[START Entries shown]

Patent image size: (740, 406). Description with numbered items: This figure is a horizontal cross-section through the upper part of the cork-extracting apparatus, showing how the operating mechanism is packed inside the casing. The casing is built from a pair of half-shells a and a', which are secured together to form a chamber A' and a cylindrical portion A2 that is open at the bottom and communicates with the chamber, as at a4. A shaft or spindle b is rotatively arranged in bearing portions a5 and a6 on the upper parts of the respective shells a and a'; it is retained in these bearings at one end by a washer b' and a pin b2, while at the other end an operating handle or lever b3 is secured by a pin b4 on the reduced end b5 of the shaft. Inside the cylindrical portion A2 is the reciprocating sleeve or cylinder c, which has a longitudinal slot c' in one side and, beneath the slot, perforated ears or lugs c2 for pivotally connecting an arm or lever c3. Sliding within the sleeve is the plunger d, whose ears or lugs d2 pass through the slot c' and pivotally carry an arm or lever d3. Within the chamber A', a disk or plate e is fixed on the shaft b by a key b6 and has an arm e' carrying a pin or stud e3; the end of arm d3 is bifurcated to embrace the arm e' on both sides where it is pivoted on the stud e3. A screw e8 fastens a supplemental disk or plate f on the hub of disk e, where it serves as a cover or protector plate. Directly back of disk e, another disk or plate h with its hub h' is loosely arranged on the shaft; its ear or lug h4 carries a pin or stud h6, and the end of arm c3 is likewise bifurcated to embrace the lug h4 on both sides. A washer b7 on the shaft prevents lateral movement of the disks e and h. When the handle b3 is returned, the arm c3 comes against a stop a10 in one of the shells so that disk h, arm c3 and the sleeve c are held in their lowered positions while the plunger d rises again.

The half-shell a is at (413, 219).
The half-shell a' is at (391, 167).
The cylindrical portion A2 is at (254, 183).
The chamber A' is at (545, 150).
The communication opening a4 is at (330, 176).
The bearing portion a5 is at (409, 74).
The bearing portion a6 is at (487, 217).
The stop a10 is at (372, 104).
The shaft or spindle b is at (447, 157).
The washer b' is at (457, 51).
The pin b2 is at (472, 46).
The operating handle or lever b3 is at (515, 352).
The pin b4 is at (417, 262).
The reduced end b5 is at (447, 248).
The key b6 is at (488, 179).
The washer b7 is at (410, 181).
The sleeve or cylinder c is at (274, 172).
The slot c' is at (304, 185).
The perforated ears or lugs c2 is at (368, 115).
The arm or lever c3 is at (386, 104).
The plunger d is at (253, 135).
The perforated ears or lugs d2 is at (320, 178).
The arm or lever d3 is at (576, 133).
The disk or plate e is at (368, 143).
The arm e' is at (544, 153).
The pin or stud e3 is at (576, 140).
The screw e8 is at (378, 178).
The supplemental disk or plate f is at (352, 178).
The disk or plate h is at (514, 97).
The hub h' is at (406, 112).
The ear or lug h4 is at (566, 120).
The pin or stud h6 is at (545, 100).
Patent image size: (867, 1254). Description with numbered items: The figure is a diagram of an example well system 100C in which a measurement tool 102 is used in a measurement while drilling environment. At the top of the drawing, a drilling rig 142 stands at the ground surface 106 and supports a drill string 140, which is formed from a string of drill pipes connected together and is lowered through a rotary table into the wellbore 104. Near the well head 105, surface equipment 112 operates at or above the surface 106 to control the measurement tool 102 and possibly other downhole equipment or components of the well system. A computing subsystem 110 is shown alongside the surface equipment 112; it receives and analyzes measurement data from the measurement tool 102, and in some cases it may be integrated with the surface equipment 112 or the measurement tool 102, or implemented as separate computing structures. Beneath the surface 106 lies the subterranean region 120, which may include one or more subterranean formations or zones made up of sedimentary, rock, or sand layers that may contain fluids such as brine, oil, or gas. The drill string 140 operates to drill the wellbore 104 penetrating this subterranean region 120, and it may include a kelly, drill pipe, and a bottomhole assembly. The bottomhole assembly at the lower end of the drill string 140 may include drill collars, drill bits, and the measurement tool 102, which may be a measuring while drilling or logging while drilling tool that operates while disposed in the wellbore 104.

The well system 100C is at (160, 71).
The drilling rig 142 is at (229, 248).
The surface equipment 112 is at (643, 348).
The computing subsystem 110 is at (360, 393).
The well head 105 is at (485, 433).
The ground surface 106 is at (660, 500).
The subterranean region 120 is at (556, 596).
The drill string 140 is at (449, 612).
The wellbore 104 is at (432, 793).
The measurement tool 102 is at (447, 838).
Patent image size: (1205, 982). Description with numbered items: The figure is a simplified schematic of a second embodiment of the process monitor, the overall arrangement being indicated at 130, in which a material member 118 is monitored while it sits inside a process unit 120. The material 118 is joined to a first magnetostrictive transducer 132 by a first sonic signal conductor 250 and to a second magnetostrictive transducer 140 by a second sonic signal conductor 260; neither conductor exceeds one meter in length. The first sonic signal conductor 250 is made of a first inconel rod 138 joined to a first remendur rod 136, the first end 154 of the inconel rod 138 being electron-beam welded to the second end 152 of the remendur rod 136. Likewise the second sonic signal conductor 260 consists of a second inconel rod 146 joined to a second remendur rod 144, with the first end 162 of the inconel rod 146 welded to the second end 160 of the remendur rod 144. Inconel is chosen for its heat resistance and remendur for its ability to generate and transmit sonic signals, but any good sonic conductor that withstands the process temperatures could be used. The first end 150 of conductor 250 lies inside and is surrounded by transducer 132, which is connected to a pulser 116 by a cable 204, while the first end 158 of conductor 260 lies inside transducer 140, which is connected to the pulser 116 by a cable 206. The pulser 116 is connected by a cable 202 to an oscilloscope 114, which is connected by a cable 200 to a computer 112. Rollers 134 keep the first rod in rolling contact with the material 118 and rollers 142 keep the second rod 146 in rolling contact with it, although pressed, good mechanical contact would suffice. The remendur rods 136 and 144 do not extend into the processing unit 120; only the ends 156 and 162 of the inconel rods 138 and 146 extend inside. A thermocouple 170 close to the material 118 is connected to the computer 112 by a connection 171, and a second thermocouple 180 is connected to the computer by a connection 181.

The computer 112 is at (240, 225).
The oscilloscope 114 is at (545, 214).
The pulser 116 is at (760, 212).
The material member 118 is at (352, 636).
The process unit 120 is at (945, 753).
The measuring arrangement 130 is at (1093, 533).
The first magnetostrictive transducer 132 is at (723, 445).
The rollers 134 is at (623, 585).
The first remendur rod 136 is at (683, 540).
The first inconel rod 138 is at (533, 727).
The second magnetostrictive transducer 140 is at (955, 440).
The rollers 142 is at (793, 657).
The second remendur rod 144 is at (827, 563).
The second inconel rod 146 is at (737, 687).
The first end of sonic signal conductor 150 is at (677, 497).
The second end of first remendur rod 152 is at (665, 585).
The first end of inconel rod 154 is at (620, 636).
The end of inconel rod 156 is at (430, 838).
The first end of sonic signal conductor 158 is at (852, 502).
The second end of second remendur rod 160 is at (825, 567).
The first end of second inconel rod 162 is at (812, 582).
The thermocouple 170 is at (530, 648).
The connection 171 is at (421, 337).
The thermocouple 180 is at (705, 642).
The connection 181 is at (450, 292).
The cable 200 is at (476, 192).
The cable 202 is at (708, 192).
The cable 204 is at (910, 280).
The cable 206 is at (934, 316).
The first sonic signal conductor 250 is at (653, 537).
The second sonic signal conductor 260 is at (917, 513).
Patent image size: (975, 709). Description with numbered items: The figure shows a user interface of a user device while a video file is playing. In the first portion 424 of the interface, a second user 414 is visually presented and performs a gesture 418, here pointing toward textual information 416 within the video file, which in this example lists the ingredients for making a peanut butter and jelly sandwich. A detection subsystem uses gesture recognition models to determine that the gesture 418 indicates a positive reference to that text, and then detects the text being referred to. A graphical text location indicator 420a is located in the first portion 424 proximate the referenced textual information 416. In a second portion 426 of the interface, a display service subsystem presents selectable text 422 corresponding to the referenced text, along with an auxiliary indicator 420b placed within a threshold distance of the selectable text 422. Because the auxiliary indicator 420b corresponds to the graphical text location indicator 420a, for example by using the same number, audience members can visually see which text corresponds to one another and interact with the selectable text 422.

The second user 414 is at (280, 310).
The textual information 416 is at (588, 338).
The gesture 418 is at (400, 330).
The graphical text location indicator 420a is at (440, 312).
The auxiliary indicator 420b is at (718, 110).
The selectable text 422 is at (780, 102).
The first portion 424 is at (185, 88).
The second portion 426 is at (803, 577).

[END Entries shown]

**What needs to be done:** Please gather every line of the material that contains the word "textual".

**Output of the task:**
Patent image size: (975, 709). Description with numbered items: The figure shows a user interface of a user device while a video file is playing. In the first portion 424 of the interface, a second user 414 is visually presented and performs a gesture 418, here pointing toward textual information 416 within the video file, which in this example lists the ingredients for making a peanut butter and jelly sandwich. A detection subsystem uses gesture recognition models to determine that the gesture 418 indicates a positive reference to that text, and then detects the text being referred to. A graphical text location indicator 420a is located in the first portion 424 proximate the referenced textual information 416. In a second portion 426 of the interface, a display service subsystem presents selectable text 422 corresponding to the referenced text, along with an auxiliary indicator 420b placed within a threshold distance of the selectable text 422. Because the auxiliary indicator 420b corresponds to the graphical text location indicator 420a, for example by using the same number, audience members can visually see which text corresponds to one another and interact with the selectable text 422.
The textual information 416 is at (588, 338).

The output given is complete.